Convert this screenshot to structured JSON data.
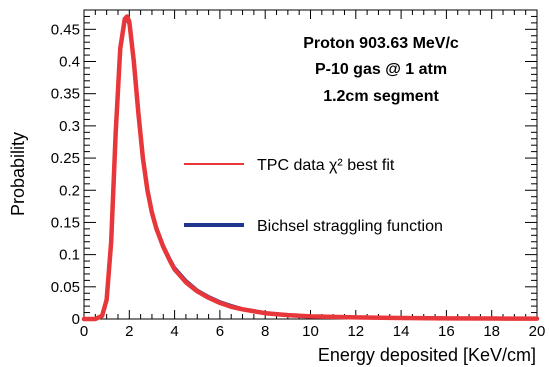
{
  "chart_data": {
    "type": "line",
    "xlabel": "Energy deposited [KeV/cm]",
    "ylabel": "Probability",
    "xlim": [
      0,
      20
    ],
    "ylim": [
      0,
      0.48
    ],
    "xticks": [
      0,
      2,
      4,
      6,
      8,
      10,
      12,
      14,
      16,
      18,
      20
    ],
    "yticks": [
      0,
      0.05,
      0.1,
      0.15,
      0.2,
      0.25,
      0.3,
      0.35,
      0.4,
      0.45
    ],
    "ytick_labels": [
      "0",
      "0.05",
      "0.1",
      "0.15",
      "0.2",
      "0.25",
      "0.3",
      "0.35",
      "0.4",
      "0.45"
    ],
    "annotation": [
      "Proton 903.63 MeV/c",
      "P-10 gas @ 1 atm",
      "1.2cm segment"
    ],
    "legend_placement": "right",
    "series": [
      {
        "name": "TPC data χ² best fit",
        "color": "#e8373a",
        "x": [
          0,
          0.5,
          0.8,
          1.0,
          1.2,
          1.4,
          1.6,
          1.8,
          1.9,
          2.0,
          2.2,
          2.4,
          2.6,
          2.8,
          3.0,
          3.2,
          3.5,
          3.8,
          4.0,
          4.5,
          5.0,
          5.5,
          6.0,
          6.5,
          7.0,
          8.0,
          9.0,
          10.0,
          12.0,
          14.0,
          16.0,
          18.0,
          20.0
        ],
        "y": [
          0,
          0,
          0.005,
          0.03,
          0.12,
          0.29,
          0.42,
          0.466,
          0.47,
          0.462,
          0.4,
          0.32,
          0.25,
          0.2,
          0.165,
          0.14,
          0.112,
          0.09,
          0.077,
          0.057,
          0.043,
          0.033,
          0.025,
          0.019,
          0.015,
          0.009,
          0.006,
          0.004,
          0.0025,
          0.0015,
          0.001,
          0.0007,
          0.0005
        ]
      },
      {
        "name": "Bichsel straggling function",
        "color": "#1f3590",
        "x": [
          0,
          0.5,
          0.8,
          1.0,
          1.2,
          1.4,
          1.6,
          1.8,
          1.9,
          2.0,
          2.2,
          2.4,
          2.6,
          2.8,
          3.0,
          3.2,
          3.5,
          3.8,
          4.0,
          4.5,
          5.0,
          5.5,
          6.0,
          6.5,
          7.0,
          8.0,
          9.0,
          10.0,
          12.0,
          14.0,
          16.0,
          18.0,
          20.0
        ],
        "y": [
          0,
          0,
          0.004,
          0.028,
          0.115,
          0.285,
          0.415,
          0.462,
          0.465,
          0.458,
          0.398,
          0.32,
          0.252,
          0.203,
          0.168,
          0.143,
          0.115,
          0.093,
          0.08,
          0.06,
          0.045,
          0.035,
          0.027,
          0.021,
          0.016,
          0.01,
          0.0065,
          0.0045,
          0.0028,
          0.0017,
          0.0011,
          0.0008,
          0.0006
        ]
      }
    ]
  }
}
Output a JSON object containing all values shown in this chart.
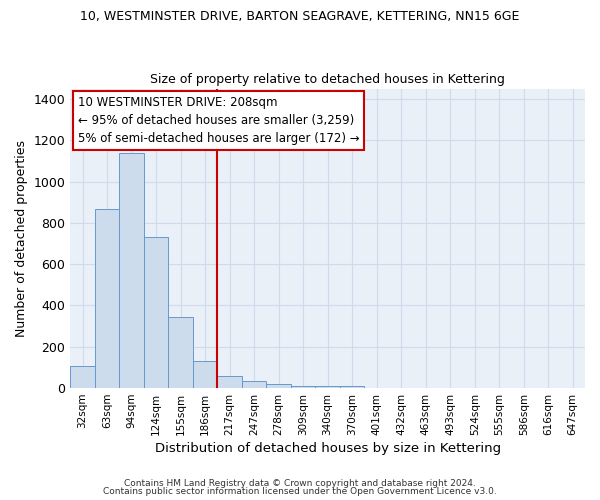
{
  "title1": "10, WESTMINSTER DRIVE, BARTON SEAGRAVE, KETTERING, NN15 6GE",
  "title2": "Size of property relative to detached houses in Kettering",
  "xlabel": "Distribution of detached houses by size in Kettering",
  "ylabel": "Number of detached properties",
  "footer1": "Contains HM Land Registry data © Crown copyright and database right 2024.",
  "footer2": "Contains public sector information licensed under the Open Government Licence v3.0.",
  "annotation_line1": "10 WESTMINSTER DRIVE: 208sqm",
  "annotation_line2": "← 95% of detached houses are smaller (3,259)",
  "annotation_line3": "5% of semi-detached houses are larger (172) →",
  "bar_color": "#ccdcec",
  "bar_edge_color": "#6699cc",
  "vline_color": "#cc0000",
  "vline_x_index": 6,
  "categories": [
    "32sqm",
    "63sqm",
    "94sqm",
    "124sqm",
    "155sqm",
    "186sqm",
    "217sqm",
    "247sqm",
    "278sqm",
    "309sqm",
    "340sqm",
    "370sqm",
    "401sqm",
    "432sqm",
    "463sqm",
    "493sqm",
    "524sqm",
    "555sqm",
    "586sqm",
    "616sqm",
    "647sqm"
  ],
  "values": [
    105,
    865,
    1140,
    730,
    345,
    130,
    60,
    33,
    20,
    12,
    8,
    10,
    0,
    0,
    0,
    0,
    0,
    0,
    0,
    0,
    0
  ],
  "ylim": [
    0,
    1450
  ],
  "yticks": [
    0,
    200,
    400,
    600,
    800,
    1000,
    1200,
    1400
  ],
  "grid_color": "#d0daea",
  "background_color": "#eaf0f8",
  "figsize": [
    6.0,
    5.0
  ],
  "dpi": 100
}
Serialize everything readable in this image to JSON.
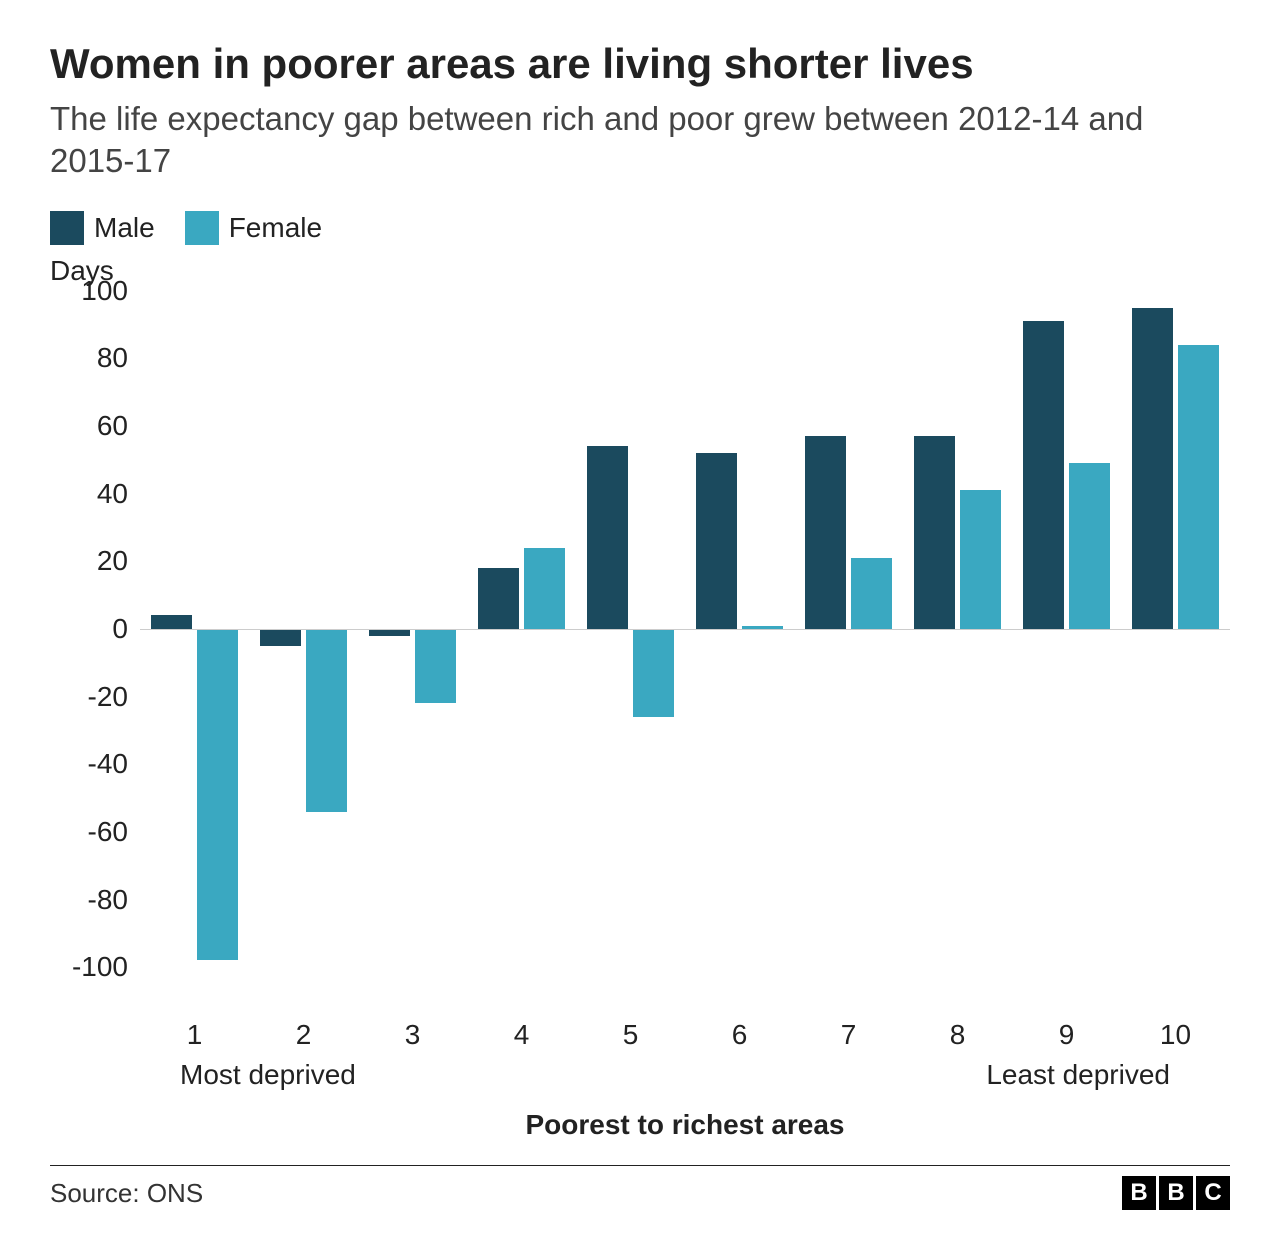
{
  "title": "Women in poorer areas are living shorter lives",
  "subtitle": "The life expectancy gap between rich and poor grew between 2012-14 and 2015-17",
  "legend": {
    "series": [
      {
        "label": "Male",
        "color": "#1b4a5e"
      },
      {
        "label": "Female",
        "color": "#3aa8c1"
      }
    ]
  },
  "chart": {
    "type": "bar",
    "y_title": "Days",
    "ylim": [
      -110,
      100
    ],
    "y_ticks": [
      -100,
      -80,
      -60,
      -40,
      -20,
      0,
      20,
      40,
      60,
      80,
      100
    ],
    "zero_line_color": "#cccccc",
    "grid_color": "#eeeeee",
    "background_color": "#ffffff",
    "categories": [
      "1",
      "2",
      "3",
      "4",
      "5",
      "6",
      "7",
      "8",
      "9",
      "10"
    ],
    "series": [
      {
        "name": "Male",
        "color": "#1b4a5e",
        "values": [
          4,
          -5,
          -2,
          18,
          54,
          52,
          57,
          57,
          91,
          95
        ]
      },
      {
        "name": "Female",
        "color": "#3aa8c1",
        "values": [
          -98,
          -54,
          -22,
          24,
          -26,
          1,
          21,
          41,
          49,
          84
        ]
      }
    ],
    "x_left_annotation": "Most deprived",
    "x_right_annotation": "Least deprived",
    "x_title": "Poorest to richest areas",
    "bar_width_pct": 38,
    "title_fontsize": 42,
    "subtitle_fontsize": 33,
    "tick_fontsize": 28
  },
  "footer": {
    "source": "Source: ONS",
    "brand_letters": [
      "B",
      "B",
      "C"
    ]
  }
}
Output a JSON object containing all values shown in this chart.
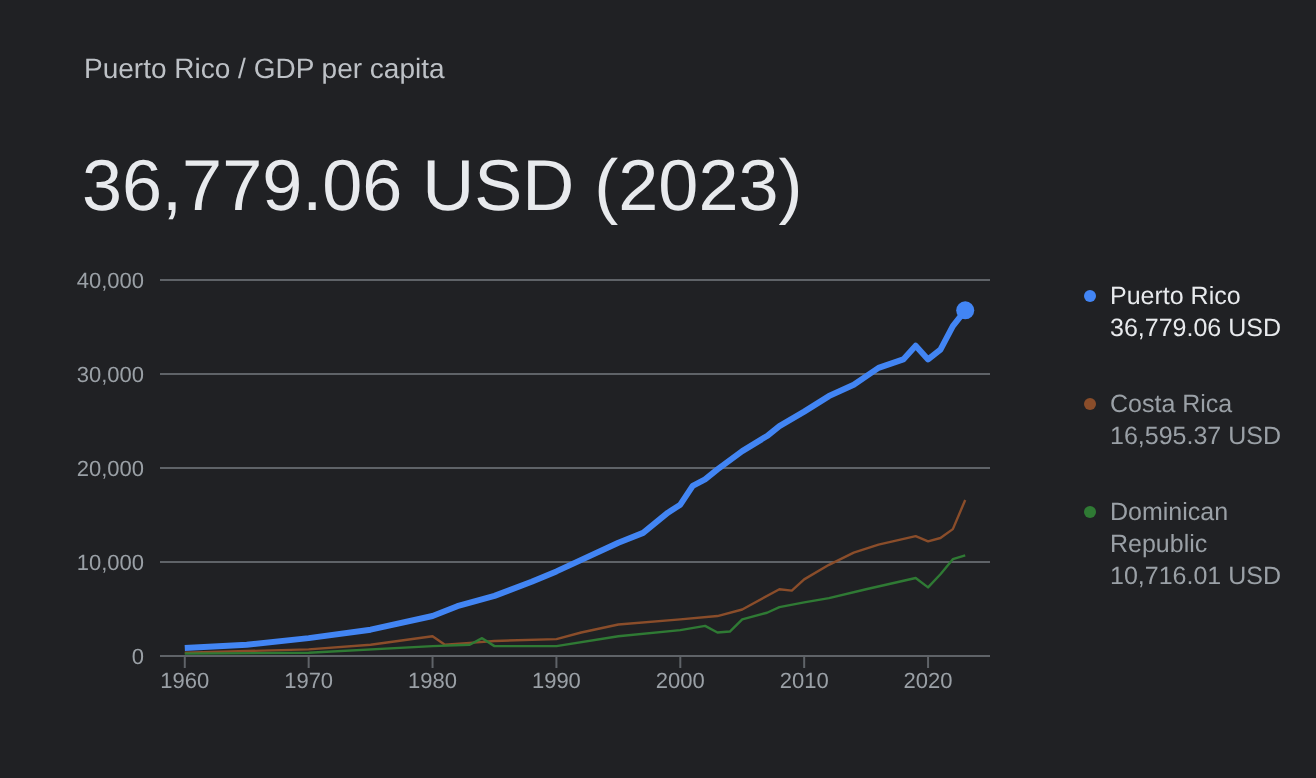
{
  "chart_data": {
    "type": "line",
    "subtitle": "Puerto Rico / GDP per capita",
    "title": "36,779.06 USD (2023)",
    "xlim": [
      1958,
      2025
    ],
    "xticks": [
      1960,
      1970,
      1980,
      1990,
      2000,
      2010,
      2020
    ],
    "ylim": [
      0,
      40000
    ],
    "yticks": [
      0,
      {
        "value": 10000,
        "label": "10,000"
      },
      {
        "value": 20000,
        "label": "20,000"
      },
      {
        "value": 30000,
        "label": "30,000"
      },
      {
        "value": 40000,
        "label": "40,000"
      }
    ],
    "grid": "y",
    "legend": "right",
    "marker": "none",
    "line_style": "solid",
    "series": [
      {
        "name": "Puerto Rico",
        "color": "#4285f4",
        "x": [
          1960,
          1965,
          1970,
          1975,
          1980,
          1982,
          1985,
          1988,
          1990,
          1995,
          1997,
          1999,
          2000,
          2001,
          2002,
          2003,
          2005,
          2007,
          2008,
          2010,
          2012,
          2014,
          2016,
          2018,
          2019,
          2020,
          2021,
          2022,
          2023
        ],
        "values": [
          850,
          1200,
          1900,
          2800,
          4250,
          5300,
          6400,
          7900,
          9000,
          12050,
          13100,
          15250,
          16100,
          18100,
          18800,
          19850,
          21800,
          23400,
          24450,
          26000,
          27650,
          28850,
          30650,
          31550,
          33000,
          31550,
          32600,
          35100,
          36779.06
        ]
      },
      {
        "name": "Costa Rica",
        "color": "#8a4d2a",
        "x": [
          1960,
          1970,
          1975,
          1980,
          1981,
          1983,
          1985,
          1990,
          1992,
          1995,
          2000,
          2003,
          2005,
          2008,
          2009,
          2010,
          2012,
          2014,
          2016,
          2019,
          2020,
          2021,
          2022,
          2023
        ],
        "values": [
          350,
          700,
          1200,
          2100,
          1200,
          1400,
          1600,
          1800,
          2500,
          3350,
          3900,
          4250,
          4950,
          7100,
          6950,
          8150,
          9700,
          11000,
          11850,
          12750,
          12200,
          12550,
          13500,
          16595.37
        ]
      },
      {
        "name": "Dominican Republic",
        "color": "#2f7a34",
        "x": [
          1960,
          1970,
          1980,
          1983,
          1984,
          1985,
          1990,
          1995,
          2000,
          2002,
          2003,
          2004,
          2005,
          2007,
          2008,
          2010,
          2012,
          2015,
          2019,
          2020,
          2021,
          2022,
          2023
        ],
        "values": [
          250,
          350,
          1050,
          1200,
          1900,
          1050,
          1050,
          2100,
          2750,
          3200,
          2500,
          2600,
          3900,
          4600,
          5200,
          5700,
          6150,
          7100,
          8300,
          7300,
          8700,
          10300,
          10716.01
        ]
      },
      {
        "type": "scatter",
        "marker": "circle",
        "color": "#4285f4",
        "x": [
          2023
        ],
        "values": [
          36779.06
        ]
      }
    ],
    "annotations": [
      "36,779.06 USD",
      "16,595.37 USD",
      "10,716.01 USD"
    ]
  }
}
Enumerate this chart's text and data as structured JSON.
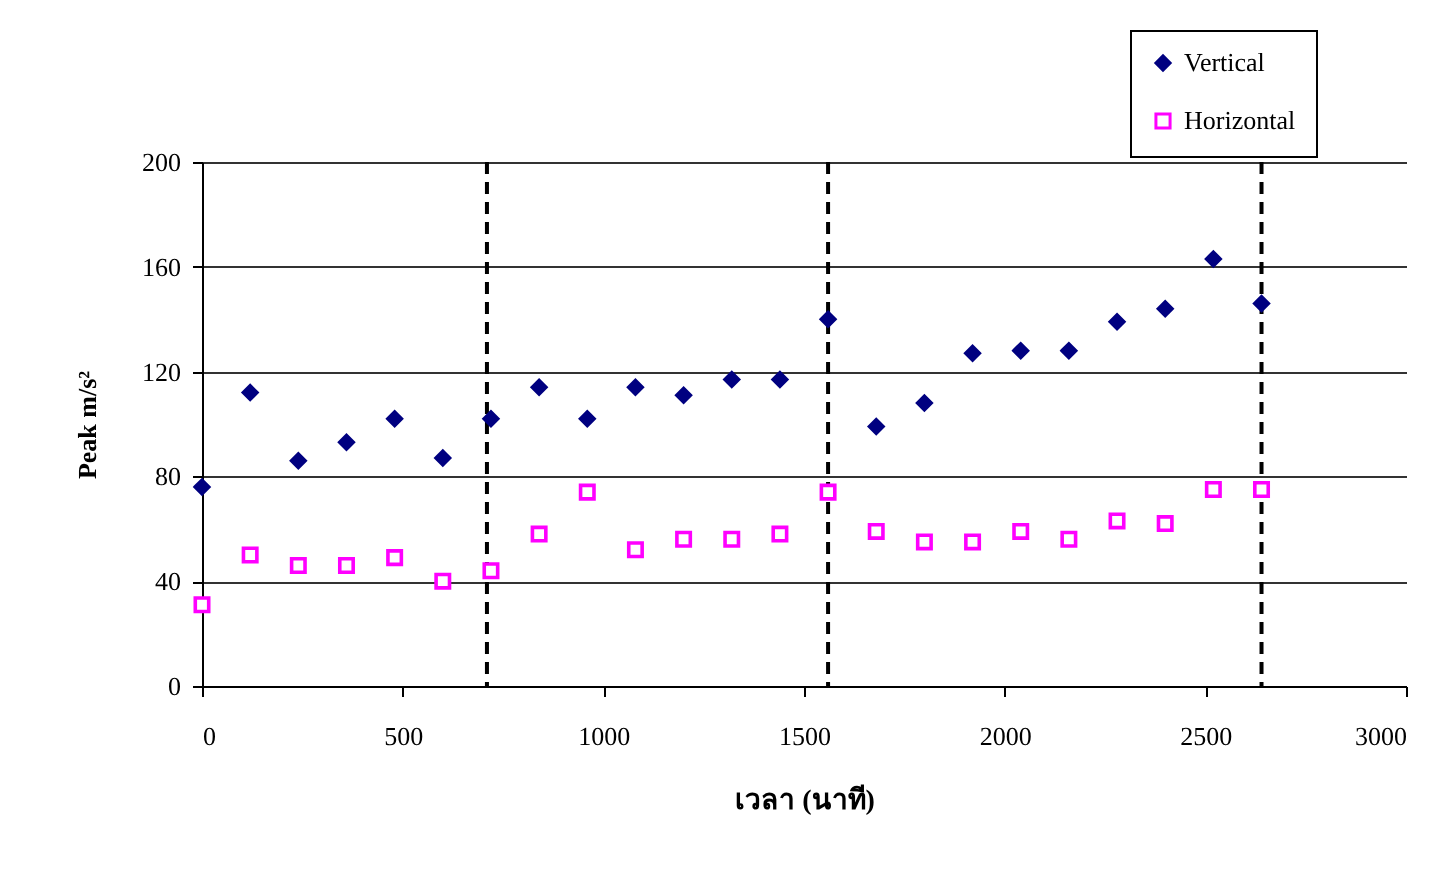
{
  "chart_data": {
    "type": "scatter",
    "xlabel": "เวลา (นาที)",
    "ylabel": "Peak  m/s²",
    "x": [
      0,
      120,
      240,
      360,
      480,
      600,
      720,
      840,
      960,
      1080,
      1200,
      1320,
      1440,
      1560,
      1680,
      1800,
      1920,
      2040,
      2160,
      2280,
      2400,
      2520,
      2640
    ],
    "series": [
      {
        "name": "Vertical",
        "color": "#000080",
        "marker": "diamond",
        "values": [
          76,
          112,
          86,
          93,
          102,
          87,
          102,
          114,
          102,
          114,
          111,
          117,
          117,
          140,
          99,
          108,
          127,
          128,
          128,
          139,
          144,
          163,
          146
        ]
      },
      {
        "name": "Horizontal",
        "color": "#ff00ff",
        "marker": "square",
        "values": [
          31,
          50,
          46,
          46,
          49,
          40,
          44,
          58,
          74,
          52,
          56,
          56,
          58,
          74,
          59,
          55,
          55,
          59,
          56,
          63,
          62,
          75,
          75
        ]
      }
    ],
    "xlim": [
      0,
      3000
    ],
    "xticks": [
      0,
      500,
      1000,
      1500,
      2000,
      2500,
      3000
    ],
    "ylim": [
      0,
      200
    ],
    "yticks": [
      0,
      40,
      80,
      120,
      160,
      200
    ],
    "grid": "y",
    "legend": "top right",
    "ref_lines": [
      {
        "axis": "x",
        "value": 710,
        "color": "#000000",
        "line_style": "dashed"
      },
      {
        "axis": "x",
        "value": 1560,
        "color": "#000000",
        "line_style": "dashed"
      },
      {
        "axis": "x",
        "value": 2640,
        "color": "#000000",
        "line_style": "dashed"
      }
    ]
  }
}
****************************************
• _OBJECTIVE_: For the records above, state how many lines include the string "WESTMINSTER", giving the number and nothing else.

• _FULL ANSWER_: 2